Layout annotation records
■ ■ ■

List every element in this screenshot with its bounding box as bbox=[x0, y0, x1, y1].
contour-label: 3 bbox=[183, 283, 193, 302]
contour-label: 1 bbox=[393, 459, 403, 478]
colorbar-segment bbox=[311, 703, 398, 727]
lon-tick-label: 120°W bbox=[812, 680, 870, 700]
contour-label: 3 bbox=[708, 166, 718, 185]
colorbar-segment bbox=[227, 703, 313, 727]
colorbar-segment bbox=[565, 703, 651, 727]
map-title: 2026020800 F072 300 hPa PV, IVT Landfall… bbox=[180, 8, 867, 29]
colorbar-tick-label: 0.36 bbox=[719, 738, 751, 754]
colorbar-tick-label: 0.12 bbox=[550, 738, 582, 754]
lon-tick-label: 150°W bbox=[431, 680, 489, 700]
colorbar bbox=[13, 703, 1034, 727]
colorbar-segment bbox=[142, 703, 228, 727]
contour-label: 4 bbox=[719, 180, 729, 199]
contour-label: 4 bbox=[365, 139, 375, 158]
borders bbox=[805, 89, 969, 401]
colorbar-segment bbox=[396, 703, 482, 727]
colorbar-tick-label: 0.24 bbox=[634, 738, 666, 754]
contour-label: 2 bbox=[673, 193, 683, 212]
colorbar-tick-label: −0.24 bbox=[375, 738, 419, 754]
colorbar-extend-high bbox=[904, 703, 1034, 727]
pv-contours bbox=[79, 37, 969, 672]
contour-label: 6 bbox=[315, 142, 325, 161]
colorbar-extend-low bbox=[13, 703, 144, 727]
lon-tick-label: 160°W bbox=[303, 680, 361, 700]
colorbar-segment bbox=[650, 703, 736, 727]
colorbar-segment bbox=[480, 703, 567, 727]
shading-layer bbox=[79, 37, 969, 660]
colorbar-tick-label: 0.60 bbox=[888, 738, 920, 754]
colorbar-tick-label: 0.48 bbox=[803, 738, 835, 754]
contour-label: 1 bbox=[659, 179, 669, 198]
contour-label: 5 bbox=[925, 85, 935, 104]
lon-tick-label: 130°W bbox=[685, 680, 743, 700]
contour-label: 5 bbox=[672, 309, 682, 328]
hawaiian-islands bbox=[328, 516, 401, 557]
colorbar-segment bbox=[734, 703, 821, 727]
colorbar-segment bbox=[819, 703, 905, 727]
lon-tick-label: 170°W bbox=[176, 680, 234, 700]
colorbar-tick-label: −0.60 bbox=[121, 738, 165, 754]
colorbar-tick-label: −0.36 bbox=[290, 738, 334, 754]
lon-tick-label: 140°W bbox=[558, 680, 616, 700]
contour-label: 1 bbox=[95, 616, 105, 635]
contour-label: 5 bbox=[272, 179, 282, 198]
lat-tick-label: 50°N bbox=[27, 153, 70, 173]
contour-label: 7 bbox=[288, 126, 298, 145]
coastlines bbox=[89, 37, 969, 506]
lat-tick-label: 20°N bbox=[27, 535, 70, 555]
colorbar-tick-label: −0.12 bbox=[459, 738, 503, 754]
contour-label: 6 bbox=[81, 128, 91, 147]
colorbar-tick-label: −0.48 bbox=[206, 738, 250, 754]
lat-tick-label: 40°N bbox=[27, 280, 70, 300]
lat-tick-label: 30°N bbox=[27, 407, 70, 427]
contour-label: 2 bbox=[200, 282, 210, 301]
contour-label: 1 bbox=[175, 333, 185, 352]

■ ■ ■

How many lines in the records above contain the string "segment"? Give only the number.

9